[Data entries for graphics]
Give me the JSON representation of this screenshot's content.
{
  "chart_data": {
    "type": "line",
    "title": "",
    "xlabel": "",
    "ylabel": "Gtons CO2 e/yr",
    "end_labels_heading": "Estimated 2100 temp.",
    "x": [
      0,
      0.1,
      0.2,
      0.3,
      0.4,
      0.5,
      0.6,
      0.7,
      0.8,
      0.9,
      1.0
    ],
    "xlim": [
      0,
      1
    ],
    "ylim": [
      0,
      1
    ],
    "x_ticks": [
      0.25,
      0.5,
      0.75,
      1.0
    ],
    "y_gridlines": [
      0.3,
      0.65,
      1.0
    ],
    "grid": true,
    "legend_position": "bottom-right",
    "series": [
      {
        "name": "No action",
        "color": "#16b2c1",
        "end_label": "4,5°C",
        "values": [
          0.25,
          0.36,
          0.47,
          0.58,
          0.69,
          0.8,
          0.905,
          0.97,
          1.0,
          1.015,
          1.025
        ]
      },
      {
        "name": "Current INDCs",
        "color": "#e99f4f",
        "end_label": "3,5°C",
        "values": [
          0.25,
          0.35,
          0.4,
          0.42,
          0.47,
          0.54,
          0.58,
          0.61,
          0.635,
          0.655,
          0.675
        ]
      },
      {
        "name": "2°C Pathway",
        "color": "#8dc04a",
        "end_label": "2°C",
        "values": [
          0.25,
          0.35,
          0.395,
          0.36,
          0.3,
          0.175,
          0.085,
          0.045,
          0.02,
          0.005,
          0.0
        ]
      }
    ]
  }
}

What is needed: All entries shown above should be printed again exactly.

Answer to this problem:
Give me the JSON representation of this screenshot's content.
{
  "chart_data": {
    "type": "line",
    "title": "",
    "xlabel": "",
    "ylabel": "Gtons CO2 e/yr",
    "end_labels_heading": "Estimated 2100 temp.",
    "x": [
      0,
      0.1,
      0.2,
      0.3,
      0.4,
      0.5,
      0.6,
      0.7,
      0.8,
      0.9,
      1.0
    ],
    "xlim": [
      0,
      1
    ],
    "ylim": [
      0,
      1
    ],
    "x_ticks": [
      0.25,
      0.5,
      0.75,
      1.0
    ],
    "y_gridlines": [
      0.3,
      0.65,
      1.0
    ],
    "grid": true,
    "legend_position": "bottom-right",
    "series": [
      {
        "name": "No action",
        "color": "#16b2c1",
        "end_label": "4,5°C",
        "values": [
          0.25,
          0.36,
          0.47,
          0.58,
          0.69,
          0.8,
          0.905,
          0.97,
          1.0,
          1.015,
          1.025
        ]
      },
      {
        "name": "Current INDCs",
        "color": "#e99f4f",
        "end_label": "3,5°C",
        "values": [
          0.25,
          0.35,
          0.4,
          0.42,
          0.47,
          0.54,
          0.58,
          0.61,
          0.635,
          0.655,
          0.675
        ]
      },
      {
        "name": "2°C Pathway",
        "color": "#8dc04a",
        "end_label": "2°C",
        "values": [
          0.25,
          0.35,
          0.395,
          0.36,
          0.3,
          0.175,
          0.085,
          0.045,
          0.02,
          0.005,
          0.0
        ]
      }
    ]
  }
}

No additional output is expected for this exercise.